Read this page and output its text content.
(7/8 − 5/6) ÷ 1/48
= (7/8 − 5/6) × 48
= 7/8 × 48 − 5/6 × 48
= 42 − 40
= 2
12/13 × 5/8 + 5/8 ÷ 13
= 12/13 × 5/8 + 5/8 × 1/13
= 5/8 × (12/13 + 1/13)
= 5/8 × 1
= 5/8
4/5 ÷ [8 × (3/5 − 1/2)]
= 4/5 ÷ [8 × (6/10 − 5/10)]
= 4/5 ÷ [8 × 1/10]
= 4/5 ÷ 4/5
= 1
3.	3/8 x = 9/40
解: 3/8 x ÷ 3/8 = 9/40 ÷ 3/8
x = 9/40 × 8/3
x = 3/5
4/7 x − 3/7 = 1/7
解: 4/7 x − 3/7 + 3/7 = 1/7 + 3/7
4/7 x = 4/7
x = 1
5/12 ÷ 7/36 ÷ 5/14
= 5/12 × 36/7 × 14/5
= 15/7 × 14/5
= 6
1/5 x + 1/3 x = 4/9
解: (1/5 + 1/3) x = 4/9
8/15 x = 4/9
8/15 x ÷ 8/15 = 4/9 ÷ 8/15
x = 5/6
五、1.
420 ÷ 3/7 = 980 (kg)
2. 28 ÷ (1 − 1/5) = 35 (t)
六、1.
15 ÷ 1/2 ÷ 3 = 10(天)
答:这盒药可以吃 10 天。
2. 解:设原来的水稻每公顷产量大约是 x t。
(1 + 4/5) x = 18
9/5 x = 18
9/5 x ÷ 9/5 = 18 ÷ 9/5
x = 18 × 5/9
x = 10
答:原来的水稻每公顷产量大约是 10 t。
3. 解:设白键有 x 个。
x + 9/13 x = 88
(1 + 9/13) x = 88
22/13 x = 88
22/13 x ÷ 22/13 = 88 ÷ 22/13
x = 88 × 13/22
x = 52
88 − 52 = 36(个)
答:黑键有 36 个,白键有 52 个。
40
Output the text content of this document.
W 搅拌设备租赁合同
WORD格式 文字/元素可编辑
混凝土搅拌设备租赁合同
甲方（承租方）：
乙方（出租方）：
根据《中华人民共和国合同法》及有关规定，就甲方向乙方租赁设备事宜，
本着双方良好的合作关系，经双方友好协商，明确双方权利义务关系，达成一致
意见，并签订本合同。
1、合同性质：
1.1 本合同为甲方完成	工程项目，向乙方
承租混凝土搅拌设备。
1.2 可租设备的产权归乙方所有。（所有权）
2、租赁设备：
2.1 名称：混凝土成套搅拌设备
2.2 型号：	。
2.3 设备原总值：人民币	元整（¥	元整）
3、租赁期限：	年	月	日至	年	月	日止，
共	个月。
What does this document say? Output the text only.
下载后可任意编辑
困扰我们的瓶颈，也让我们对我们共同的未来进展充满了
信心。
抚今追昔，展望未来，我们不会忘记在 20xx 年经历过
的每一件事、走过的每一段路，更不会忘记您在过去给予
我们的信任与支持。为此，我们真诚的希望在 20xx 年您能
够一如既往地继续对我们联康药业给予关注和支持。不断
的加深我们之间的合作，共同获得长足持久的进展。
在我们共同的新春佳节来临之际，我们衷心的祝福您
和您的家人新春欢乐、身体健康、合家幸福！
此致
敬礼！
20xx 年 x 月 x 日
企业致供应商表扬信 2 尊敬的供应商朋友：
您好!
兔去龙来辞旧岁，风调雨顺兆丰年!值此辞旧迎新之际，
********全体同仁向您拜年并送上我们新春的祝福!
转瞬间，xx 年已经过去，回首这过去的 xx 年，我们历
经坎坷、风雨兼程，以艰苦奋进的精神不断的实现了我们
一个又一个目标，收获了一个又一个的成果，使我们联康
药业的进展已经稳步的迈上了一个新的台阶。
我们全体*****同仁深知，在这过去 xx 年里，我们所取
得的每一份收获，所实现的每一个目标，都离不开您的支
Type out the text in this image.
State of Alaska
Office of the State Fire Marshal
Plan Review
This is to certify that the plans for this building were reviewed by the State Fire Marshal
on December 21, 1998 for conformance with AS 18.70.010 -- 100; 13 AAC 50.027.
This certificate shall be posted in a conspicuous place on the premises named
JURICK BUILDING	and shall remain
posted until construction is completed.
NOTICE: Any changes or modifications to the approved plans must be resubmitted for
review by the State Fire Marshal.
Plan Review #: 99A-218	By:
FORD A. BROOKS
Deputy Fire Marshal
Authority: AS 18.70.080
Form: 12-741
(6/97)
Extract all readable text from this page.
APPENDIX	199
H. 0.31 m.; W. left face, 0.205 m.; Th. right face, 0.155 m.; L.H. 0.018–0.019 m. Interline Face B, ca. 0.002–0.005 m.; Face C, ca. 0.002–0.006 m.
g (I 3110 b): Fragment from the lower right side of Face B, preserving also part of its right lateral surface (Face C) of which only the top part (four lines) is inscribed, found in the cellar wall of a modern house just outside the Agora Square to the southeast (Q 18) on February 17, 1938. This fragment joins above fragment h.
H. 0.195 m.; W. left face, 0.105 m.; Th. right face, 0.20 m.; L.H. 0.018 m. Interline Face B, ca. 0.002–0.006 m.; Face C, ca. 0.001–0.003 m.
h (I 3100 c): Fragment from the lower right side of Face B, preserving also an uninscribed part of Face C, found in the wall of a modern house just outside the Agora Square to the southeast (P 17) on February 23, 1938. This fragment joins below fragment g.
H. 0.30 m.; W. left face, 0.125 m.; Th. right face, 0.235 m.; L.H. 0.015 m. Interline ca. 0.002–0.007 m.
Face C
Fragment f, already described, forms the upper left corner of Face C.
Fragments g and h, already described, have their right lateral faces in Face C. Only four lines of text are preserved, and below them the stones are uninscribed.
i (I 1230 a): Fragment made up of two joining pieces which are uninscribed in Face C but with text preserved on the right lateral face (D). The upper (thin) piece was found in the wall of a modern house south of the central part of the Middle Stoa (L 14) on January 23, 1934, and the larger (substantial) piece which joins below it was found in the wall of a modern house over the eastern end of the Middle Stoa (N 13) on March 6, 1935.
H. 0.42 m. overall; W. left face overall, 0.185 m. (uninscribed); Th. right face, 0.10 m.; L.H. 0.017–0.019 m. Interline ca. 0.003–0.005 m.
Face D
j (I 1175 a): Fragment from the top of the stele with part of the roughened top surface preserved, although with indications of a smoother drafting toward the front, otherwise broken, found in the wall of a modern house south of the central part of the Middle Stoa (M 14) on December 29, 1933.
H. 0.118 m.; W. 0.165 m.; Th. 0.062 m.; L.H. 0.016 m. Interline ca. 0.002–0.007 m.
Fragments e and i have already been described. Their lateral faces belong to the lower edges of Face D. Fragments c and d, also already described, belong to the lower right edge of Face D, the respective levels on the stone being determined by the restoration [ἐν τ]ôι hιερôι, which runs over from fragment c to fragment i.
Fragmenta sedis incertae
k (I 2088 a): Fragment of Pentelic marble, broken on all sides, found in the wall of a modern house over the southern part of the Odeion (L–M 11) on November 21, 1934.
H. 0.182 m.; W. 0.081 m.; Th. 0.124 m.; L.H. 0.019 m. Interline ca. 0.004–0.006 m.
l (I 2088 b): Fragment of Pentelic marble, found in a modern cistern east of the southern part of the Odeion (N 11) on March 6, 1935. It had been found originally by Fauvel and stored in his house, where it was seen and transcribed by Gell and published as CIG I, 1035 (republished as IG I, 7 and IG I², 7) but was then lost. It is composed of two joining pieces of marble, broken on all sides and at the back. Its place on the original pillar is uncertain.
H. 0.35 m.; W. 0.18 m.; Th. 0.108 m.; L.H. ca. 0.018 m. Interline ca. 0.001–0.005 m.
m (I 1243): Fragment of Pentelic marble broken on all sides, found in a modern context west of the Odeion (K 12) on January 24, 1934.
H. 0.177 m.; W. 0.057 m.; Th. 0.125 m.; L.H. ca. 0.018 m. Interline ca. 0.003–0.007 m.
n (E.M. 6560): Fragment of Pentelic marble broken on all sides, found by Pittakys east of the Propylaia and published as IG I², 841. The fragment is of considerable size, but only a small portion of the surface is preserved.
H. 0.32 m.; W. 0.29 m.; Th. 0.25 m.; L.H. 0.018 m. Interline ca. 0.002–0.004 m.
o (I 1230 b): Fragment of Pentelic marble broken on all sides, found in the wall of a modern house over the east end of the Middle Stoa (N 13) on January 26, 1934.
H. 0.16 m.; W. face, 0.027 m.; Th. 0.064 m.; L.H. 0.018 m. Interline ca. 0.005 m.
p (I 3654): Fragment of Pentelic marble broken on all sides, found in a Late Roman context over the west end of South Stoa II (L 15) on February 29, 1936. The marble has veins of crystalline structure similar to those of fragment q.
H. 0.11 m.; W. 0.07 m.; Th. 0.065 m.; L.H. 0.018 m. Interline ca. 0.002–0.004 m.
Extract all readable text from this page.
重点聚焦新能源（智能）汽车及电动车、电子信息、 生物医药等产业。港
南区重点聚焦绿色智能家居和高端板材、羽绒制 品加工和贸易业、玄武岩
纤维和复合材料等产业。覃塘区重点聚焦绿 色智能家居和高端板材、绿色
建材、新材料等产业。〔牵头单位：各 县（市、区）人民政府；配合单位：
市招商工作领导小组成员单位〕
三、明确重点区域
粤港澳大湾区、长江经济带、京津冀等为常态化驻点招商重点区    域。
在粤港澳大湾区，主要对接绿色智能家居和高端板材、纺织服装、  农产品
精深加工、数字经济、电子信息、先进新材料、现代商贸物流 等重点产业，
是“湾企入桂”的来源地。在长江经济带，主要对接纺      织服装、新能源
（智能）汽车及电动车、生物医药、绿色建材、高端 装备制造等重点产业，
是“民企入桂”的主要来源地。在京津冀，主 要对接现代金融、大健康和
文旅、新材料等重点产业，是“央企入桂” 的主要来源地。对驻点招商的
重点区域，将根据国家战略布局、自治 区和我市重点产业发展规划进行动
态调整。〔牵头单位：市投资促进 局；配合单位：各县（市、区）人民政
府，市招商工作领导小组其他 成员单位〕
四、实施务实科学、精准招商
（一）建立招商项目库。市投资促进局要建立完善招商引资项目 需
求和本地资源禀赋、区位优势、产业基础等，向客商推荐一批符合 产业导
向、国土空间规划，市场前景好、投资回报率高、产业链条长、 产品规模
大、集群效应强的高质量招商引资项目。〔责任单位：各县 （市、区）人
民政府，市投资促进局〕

## Stated task
Return a copy of every line that includes the word "January".

## Output for this exercise
i (I 1230 a): Fragment made up of two joining pieces which are uninscribed in Face C but with text preserved on the right lateral face (D). The upper (thin) piece was found in the wall of a modern house south of the central part of the Middle Stoa (L 14) on January 23, 1934, and the larger (substantial) piece which joins below it was found in the wall of a modern house over the eastern end of the Middle Stoa (N 13) on March 6, 1935.
m (I 1243): Fragment of Pentelic marble broken on all sides, found in a modern context west of the Odeion (K 12) on January 24, 1934.
o (I 1230 b): Fragment of Pentelic marble broken on all sides, found in the wall of a modern house over the east end of the Middle Stoa (N 13) on January 26, 1934.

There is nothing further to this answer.